== TASK TO CARRY OUT ==
Repeat the listing that follows, character for character, minus the pictures.

== Rows from a dataset ==
————————
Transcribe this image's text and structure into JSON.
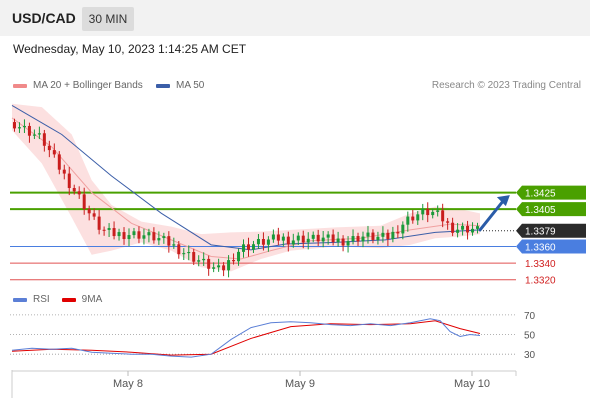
{
  "header": {
    "symbol": "USD/CAD",
    "timeframe": "30 MIN"
  },
  "datetime": "Wednesday, May 10, 2023 1:14:25 AM CET",
  "legend": {
    "bollinger": {
      "label": "MA 20 + Bollinger Bands",
      "color": "#f08a8a"
    },
    "ma50": {
      "label": "MA 50",
      "color": "#3b5ea8"
    }
  },
  "credit": "Research © 2023 Trading Central",
  "rsi_legend": {
    "rsi": {
      "label": "RSI",
      "color": "#5b7fd6"
    },
    "ma9": {
      "label": "9MA",
      "color": "#e00000"
    }
  },
  "colors": {
    "up": "#1a9a3a",
    "down": "#c91e1e",
    "resistance": "#4aa000",
    "pivot": "#4a7ee0",
    "support": "#e05050",
    "arrow": "#2a5ca8",
    "last": "#2b2b2b"
  },
  "chart_data": [
    {
      "type": "candlestick",
      "title": "",
      "x_ticks": [
        "May 8",
        "May 9",
        "May 10"
      ],
      "ylim": [
        1.331,
        1.3545
      ],
      "last_price": "1.3379",
      "levels": [
        {
          "label": "1.3425",
          "value": 1.3425,
          "kind": "resistance"
        },
        {
          "label": "1.3405",
          "value": 1.3405,
          "kind": "resistance"
        },
        {
          "label": "1.3360",
          "value": 1.336,
          "kind": "pivot"
        },
        {
          "label": "1.3340",
          "value": 1.334,
          "kind": "support"
        },
        {
          "label": "1.3320",
          "value": 1.332,
          "kind": "support"
        }
      ],
      "close_path": [
        [
          0,
          1.351
        ],
        [
          6,
          1.35
        ],
        [
          12,
          1.349
        ],
        [
          16,
          1.347
        ],
        [
          20,
          1.345
        ],
        [
          24,
          1.3432
        ],
        [
          28,
          1.3415
        ],
        [
          32,
          1.3395
        ],
        [
          36,
          1.338
        ],
        [
          40,
          1.3375
        ],
        [
          44,
          1.3375
        ],
        [
          48,
          1.3375
        ],
        [
          52,
          1.3374
        ],
        [
          56,
          1.3372
        ],
        [
          60,
          1.3368
        ],
        [
          64,
          1.3362
        ],
        [
          68,
          1.3355
        ],
        [
          72,
          1.3348
        ],
        [
          76,
          1.3342
        ],
        [
          80,
          1.3335
        ],
        [
          84,
          1.333
        ],
        [
          88,
          1.3345
        ],
        [
          92,
          1.3358
        ],
        [
          96,
          1.3362
        ],
        [
          100,
          1.3365
        ],
        [
          104,
          1.3368
        ],
        [
          108,
          1.337
        ],
        [
          112,
          1.3368
        ],
        [
          116,
          1.337
        ],
        [
          120,
          1.3369
        ],
        [
          124,
          1.337
        ],
        [
          128,
          1.3368
        ],
        [
          132,
          1.3367
        ],
        [
          136,
          1.3368
        ],
        [
          140,
          1.3372
        ],
        [
          144,
          1.3372
        ],
        [
          148,
          1.337
        ],
        [
          152,
          1.3372
        ],
        [
          156,
          1.3385
        ],
        [
          160,
          1.3395
        ],
        [
          164,
          1.34
        ],
        [
          168,
          1.3402
        ],
        [
          172,
          1.3396
        ],
        [
          176,
          1.3383
        ],
        [
          180,
          1.3381
        ],
        [
          184,
          1.3382
        ],
        [
          188,
          1.3379
        ]
      ],
      "ma50_path": [
        [
          0,
          1.353
        ],
        [
          20,
          1.3495
        ],
        [
          40,
          1.3445
        ],
        [
          60,
          1.34
        ],
        [
          80,
          1.3362
        ],
        [
          96,
          1.3356
        ],
        [
          110,
          1.3363
        ],
        [
          130,
          1.3365
        ],
        [
          150,
          1.3368
        ],
        [
          170,
          1.3377
        ],
        [
          188,
          1.338
        ]
      ],
      "ma20_path": [
        [
          0,
          1.3515
        ],
        [
          16,
          1.348
        ],
        [
          32,
          1.3425
        ],
        [
          48,
          1.3388
        ],
        [
          64,
          1.3368
        ],
        [
          80,
          1.3348
        ],
        [
          92,
          1.3345
        ],
        [
          104,
          1.3355
        ],
        [
          120,
          1.3367
        ],
        [
          140,
          1.337
        ],
        [
          160,
          1.338
        ],
        [
          176,
          1.3387
        ],
        [
          188,
          1.3385
        ]
      ],
      "band_upper": [
        [
          0,
          1.3532
        ],
        [
          12,
          1.3528
        ],
        [
          24,
          1.3495
        ],
        [
          32,
          1.344
        ],
        [
          40,
          1.341
        ],
        [
          52,
          1.339
        ],
        [
          64,
          1.3384
        ],
        [
          76,
          1.3375
        ],
        [
          88,
          1.3377
        ],
        [
          100,
          1.3378
        ],
        [
          112,
          1.338
        ],
        [
          130,
          1.3383
        ],
        [
          148,
          1.3385
        ],
        [
          160,
          1.34
        ],
        [
          170,
          1.3408
        ],
        [
          180,
          1.3405
        ],
        [
          188,
          1.34
        ]
      ],
      "band_lower": [
        [
          0,
          1.35
        ],
        [
          12,
          1.346
        ],
        [
          24,
          1.3395
        ],
        [
          32,
          1.335
        ],
        [
          40,
          1.3355
        ],
        [
          52,
          1.3365
        ],
        [
          64,
          1.3355
        ],
        [
          76,
          1.3335
        ],
        [
          88,
          1.333
        ],
        [
          100,
          1.3345
        ],
        [
          112,
          1.3355
        ],
        [
          130,
          1.336
        ],
        [
          148,
          1.3358
        ],
        [
          160,
          1.3362
        ],
        [
          170,
          1.337
        ],
        [
          180,
          1.3372
        ],
        [
          188,
          1.3375
        ]
      ],
      "forecast": {
        "from": [
          188,
          1.338
        ],
        "to": [
          200,
          1.3422
        ]
      }
    },
    {
      "type": "line",
      "title": "RSI",
      "ylim": [
        18,
        80
      ],
      "y_ticks": [
        70,
        50,
        30
      ],
      "rsi_path": [
        [
          0,
          34
        ],
        [
          8,
          36
        ],
        [
          16,
          35
        ],
        [
          24,
          36
        ],
        [
          32,
          32
        ],
        [
          40,
          31
        ],
        [
          48,
          30
        ],
        [
          56,
          30
        ],
        [
          64,
          28
        ],
        [
          72,
          27
        ],
        [
          80,
          30
        ],
        [
          88,
          45
        ],
        [
          96,
          57
        ],
        [
          104,
          62
        ],
        [
          112,
          63
        ],
        [
          120,
          62
        ],
        [
          128,
          60
        ],
        [
          136,
          59
        ],
        [
          144,
          61
        ],
        [
          152,
          59
        ],
        [
          160,
          62
        ],
        [
          168,
          66
        ],
        [
          172,
          64
        ],
        [
          176,
          53
        ],
        [
          180,
          48
        ],
        [
          184,
          50
        ],
        [
          188,
          49
        ]
      ],
      "ma9_path": [
        [
          0,
          33
        ],
        [
          16,
          35
        ],
        [
          32,
          34
        ],
        [
          48,
          32
        ],
        [
          64,
          29
        ],
        [
          80,
          30
        ],
        [
          96,
          46
        ],
        [
          112,
          58
        ],
        [
          128,
          61
        ],
        [
          144,
          60
        ],
        [
          160,
          61
        ],
        [
          170,
          64
        ],
        [
          180,
          56
        ],
        [
          188,
          51
        ]
      ]
    }
  ]
}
————————
== SOLUTION BELOW ==
Transcribe this image's text and structure into JSON.
{
  "header": {
    "symbol": "USD/CAD",
    "timeframe": "30 MIN"
  },
  "datetime": "Wednesday, May 10, 2023 1:14:25 AM CET",
  "legend": {
    "bollinger": {
      "label": "MA 20 + Bollinger Bands",
      "color": "#f08a8a"
    },
    "ma50": {
      "label": "MA 50",
      "color": "#3b5ea8"
    }
  },
  "credit": "Research © 2023 Trading Central",
  "rsi_legend": {
    "rsi": {
      "label": "RSI",
      "color": "#5b7fd6"
    },
    "ma9": {
      "label": "9MA",
      "color": "#e00000"
    }
  },
  "colors": {
    "up": "#1a9a3a",
    "down": "#c91e1e",
    "resistance": "#4aa000",
    "pivot": "#4a7ee0",
    "support": "#e05050",
    "arrow": "#2a5ca8",
    "last": "#2b2b2b"
  },
  "chart_data": [
    {
      "type": "candlestick",
      "title": "",
      "x_ticks": [
        "May 8",
        "May 9",
        "May 10"
      ],
      "ylim": [
        1.331,
        1.3545
      ],
      "last_price": "1.3379",
      "levels": [
        {
          "label": "1.3425",
          "value": 1.3425,
          "kind": "resistance"
        },
        {
          "label": "1.3405",
          "value": 1.3405,
          "kind": "resistance"
        },
        {
          "label": "1.3360",
          "value": 1.336,
          "kind": "pivot"
        },
        {
          "label": "1.3340",
          "value": 1.334,
          "kind": "support"
        },
        {
          "label": "1.3320",
          "value": 1.332,
          "kind": "support"
        }
      ],
      "close_path": [
        [
          0,
          1.351
        ],
        [
          6,
          1.35
        ],
        [
          12,
          1.349
        ],
        [
          16,
          1.347
        ],
        [
          20,
          1.345
        ],
        [
          24,
          1.3432
        ],
        [
          28,
          1.3415
        ],
        [
          32,
          1.3395
        ],
        [
          36,
          1.338
        ],
        [
          40,
          1.3375
        ],
        [
          44,
          1.3375
        ],
        [
          48,
          1.3375
        ],
        [
          52,
          1.3374
        ],
        [
          56,
          1.3372
        ],
        [
          60,
          1.3368
        ],
        [
          64,
          1.3362
        ],
        [
          68,
          1.3355
        ],
        [
          72,
          1.3348
        ],
        [
          76,
          1.3342
        ],
        [
          80,
          1.3335
        ],
        [
          84,
          1.333
        ],
        [
          88,
          1.3345
        ],
        [
          92,
          1.3358
        ],
        [
          96,
          1.3362
        ],
        [
          100,
          1.3365
        ],
        [
          104,
          1.3368
        ],
        [
          108,
          1.337
        ],
        [
          112,
          1.3368
        ],
        [
          116,
          1.337
        ],
        [
          120,
          1.3369
        ],
        [
          124,
          1.337
        ],
        [
          128,
          1.3368
        ],
        [
          132,
          1.3367
        ],
        [
          136,
          1.3368
        ],
        [
          140,
          1.3372
        ],
        [
          144,
          1.3372
        ],
        [
          148,
          1.337
        ],
        [
          152,
          1.3372
        ],
        [
          156,
          1.3385
        ],
        [
          160,
          1.3395
        ],
        [
          164,
          1.34
        ],
        [
          168,
          1.3402
        ],
        [
          172,
          1.3396
        ],
        [
          176,
          1.3383
        ],
        [
          180,
          1.3381
        ],
        [
          184,
          1.3382
        ],
        [
          188,
          1.3379
        ]
      ],
      "ma50_path": [
        [
          0,
          1.353
        ],
        [
          20,
          1.3495
        ],
        [
          40,
          1.3445
        ],
        [
          60,
          1.34
        ],
        [
          80,
          1.3362
        ],
        [
          96,
          1.3356
        ],
        [
          110,
          1.3363
        ],
        [
          130,
          1.3365
        ],
        [
          150,
          1.3368
        ],
        [
          170,
          1.3377
        ],
        [
          188,
          1.338
        ]
      ],
      "ma20_path": [
        [
          0,
          1.3515
        ],
        [
          16,
          1.348
        ],
        [
          32,
          1.3425
        ],
        [
          48,
          1.3388
        ],
        [
          64,
          1.3368
        ],
        [
          80,
          1.3348
        ],
        [
          92,
          1.3345
        ],
        [
          104,
          1.3355
        ],
        [
          120,
          1.3367
        ],
        [
          140,
          1.337
        ],
        [
          160,
          1.338
        ],
        [
          176,
          1.3387
        ],
        [
          188,
          1.3385
        ]
      ],
      "band_upper": [
        [
          0,
          1.3532
        ],
        [
          12,
          1.3528
        ],
        [
          24,
          1.3495
        ],
        [
          32,
          1.344
        ],
        [
          40,
          1.341
        ],
        [
          52,
          1.339
        ],
        [
          64,
          1.3384
        ],
        [
          76,
          1.3375
        ],
        [
          88,
          1.3377
        ],
        [
          100,
          1.3378
        ],
        [
          112,
          1.338
        ],
        [
          130,
          1.3383
        ],
        [
          148,
          1.3385
        ],
        [
          160,
          1.34
        ],
        [
          170,
          1.3408
        ],
        [
          180,
          1.3405
        ],
        [
          188,
          1.34
        ]
      ],
      "band_lower": [
        [
          0,
          1.35
        ],
        [
          12,
          1.346
        ],
        [
          24,
          1.3395
        ],
        [
          32,
          1.335
        ],
        [
          40,
          1.3355
        ],
        [
          52,
          1.3365
        ],
        [
          64,
          1.3355
        ],
        [
          76,
          1.3335
        ],
        [
          88,
          1.333
        ],
        [
          100,
          1.3345
        ],
        [
          112,
          1.3355
        ],
        [
          130,
          1.336
        ],
        [
          148,
          1.3358
        ],
        [
          160,
          1.3362
        ],
        [
          170,
          1.337
        ],
        [
          180,
          1.3372
        ],
        [
          188,
          1.3375
        ]
      ],
      "forecast": {
        "from": [
          188,
          1.338
        ],
        "to": [
          200,
          1.3422
        ]
      }
    },
    {
      "type": "line",
      "title": "RSI",
      "ylim": [
        18,
        80
      ],
      "y_ticks": [
        70,
        50,
        30
      ],
      "rsi_path": [
        [
          0,
          34
        ],
        [
          8,
          36
        ],
        [
          16,
          35
        ],
        [
          24,
          36
        ],
        [
          32,
          32
        ],
        [
          40,
          31
        ],
        [
          48,
          30
        ],
        [
          56,
          30
        ],
        [
          64,
          28
        ],
        [
          72,
          27
        ],
        [
          80,
          30
        ],
        [
          88,
          45
        ],
        [
          96,
          57
        ],
        [
          104,
          62
        ],
        [
          112,
          63
        ],
        [
          120,
          62
        ],
        [
          128,
          60
        ],
        [
          136,
          59
        ],
        [
          144,
          61
        ],
        [
          152,
          59
        ],
        [
          160,
          62
        ],
        [
          168,
          66
        ],
        [
          172,
          64
        ],
        [
          176,
          53
        ],
        [
          180,
          48
        ],
        [
          184,
          50
        ],
        [
          188,
          49
        ]
      ],
      "ma9_path": [
        [
          0,
          33
        ],
        [
          16,
          35
        ],
        [
          32,
          34
        ],
        [
          48,
          32
        ],
        [
          64,
          29
        ],
        [
          80,
          30
        ],
        [
          96,
          46
        ],
        [
          112,
          58
        ],
        [
          128,
          61
        ],
        [
          144,
          60
        ],
        [
          160,
          61
        ],
        [
          170,
          64
        ],
        [
          180,
          56
        ],
        [
          188,
          51
        ]
      ]
    }
  ]
}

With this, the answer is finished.